▶ _EXERCISE_:
In the passage on cadmium sampling in wild birds, at what temperature and for how long were the skin, heart, liver and carcass dried in the oven?
+++ PROVIDED PASSAGE +++
The study sites were located at Buruku on Latitude 7°27'35.6"N and Longitude 9°12'20.5"E in Buruku LGA, Daudu on Latitude 7°55'53.0"N and Longitude 8°34'53.9" E in Guma LGA and Adega on Latitude 7°01'47.4" N and Longitude 8°15'28.0"E in Obi LGA of Benue State. Using selective sampling technique which is a non- probabilitysampling techniques based on personal choice without statistical bias. The study sites are not a conservation area and the local people are predominantly peasant farmers. A total of 28 hectares of farmland area was selected in each of these study sites. The 28 ha sampling plot is further divided into four sampling units of 7 ha, where bird capturing activities took place and ethical permit was obtained from Department of Forest Protection and Management, Ministry of Water Resources and Environment Benue State, Nigeria. Mist nets were set in each sampling unit and the nets were checked after every 2-3 hours to search for a catch. Three replicates of nestling feathers and eggs collected were stored in plastic sampling bottles from the tree species used as breeding ground by birds. Ten birds were trapped at the various locations, slaughtered and weighed before they were defeathered, the feathers were dried in an oven and kept in polyethene bags and sealed tightly. The defeathered birds are dissected to remove the skin, heart and liver which were kept in a polyethene bags and stored in a dessicator for cadmium analysis. Three replicates of Rice, maize and guinea corn were also collected directly from different farmland as component of biological pathway for cadmium contamination in some wild birds. Three replicates of water and soil samples were equally collected from the study areas for cadmium concentration investigation as component of biological pathway (Figure 1).

Figure 1 Map of Benue State showing samples sites.

Sample cleaning

The feather samples collected were cut into about 0.3cm using a stainless steel scissors and first rinsed in ethanol, then washed three times in distilled water and then finally washed again in ethanol in accordance to the recommendation of International Atomic Energy Agency.¹⁵ These was placed in crucibles and dried in an oven at 75 °C±5 °C for 25 minutes. About 0.2mg of treated feather sample was weighed and stored in an inert plastic container of 10cm3 capacity, corked tightly and kept for cadmium analysis using a Flame Atomic Absorption Spectrometry. The skin, heart, liver and the carcass after the vital parts are removed were dried in an oven equipped with circulation system at 60 °C for 48h, and homogenized using a porcelain mortar. Approximately 0.2mg of dry sample was treated with 7ml of concentrated nitric acid and heated for 20 min in the microwave oven, as described by Edison B.¹⁶ The resultant solution was transferred into a 100ml volumetric flask and made up to volume with distil water. The solution was stored at 4 °C in polyethylene bottles until cadmium was analyzed, using a Flame Atomic Absorption Spectrometry. The same procedure was followed for rice, maize, guinea corn, water and soil collected and digested for this study.
+++ STORED DATA +++
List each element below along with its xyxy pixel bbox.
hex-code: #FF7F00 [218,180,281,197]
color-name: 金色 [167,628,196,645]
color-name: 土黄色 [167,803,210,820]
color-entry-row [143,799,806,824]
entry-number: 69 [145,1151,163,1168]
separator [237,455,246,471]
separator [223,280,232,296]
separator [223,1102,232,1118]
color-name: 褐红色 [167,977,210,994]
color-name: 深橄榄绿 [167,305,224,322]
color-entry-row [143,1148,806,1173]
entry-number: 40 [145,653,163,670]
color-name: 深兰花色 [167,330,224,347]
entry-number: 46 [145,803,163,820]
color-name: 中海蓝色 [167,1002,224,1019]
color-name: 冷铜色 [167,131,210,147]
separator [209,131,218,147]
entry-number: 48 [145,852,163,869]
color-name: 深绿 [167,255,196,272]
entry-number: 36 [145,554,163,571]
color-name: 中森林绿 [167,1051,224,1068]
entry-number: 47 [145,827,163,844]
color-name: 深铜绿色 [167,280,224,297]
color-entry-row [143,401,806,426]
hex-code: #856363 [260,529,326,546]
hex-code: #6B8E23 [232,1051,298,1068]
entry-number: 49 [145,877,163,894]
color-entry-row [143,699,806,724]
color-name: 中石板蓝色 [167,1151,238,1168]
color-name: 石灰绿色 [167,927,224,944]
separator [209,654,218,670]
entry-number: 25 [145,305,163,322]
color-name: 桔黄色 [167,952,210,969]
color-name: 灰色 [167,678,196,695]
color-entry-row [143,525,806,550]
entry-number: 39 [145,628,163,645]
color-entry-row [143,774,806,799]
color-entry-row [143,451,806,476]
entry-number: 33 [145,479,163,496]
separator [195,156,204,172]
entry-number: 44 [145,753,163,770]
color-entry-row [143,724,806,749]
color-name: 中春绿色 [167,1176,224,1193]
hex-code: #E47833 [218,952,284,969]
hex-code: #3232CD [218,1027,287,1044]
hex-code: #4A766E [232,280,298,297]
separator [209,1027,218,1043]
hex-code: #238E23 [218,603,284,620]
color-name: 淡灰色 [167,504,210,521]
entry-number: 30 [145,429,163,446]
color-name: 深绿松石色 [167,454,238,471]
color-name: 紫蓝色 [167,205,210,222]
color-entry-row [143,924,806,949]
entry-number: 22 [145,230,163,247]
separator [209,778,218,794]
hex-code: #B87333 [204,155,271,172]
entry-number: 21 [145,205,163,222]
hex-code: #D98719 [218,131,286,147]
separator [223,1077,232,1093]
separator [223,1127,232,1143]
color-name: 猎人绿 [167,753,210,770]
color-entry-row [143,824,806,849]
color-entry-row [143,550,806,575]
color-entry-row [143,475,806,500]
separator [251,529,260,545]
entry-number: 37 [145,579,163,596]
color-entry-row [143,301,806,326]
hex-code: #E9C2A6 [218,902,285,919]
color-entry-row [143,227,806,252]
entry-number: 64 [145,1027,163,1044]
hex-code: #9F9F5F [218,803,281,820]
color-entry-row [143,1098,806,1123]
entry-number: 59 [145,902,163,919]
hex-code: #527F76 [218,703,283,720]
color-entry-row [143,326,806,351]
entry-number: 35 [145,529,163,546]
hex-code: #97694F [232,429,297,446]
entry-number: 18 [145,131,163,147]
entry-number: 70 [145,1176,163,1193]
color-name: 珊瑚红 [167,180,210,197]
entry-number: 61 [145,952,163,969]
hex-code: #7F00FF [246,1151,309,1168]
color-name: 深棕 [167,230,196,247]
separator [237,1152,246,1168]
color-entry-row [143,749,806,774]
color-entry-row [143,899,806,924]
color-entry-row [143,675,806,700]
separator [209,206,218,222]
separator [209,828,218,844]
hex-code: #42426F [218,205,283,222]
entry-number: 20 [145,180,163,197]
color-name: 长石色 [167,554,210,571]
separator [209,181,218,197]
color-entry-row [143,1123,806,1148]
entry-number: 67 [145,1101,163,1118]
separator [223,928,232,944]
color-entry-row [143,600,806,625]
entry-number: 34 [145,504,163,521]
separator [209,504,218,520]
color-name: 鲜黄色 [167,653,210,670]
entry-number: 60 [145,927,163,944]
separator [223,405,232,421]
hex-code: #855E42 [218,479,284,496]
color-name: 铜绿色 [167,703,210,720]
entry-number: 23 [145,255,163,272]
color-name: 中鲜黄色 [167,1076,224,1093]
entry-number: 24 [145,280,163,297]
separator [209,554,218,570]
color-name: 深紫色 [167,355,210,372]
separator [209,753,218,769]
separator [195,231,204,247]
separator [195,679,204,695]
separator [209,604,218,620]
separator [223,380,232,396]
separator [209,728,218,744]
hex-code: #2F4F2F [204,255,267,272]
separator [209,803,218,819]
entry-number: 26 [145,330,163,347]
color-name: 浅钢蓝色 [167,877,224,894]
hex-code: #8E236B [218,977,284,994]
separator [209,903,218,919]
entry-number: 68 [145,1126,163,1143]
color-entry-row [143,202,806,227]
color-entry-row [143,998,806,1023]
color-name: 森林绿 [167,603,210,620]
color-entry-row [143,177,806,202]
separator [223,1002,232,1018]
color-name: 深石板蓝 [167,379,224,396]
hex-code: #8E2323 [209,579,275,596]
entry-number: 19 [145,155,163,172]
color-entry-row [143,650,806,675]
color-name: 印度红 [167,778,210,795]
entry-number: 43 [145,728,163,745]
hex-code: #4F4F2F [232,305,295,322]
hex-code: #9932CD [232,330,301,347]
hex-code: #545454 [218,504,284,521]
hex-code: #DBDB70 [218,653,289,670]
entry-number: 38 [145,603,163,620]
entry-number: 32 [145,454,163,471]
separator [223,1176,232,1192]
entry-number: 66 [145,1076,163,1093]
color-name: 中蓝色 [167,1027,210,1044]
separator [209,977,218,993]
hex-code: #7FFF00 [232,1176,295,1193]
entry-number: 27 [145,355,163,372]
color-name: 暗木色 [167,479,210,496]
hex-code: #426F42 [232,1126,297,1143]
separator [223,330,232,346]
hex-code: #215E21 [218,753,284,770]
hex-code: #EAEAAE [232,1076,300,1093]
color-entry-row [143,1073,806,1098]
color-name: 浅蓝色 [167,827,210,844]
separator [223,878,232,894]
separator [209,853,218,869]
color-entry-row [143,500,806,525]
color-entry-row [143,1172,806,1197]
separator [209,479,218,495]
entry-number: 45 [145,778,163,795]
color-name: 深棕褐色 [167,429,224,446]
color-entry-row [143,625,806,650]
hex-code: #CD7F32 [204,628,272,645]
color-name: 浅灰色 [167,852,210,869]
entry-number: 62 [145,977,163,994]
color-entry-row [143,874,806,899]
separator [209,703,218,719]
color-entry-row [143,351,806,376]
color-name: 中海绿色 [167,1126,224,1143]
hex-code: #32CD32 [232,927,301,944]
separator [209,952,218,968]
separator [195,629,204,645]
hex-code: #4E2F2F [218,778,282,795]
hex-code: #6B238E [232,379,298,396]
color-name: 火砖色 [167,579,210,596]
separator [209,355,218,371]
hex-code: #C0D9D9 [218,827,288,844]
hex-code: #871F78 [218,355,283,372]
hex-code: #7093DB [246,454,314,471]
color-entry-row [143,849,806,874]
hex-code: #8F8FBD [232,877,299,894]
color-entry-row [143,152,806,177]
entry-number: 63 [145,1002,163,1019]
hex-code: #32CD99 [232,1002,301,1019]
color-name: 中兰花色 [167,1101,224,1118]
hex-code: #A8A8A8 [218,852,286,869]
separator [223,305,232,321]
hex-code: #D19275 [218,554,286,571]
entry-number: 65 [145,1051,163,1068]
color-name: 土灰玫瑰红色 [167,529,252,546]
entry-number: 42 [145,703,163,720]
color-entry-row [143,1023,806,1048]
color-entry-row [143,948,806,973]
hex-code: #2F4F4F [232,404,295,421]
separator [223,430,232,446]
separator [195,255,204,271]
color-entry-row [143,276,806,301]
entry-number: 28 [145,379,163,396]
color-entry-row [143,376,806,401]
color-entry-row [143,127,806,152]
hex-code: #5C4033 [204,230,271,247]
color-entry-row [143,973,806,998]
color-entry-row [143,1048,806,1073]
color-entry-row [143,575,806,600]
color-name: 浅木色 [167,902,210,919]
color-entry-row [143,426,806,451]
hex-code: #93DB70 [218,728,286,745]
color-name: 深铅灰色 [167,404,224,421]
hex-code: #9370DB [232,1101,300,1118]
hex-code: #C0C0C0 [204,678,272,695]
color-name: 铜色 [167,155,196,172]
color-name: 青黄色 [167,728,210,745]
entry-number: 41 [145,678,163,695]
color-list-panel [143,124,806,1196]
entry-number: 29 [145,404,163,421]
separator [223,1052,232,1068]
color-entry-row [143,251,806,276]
+++
▶ _SOLUTION FOR THIS TASK_:
At 60 °C for 48 hours.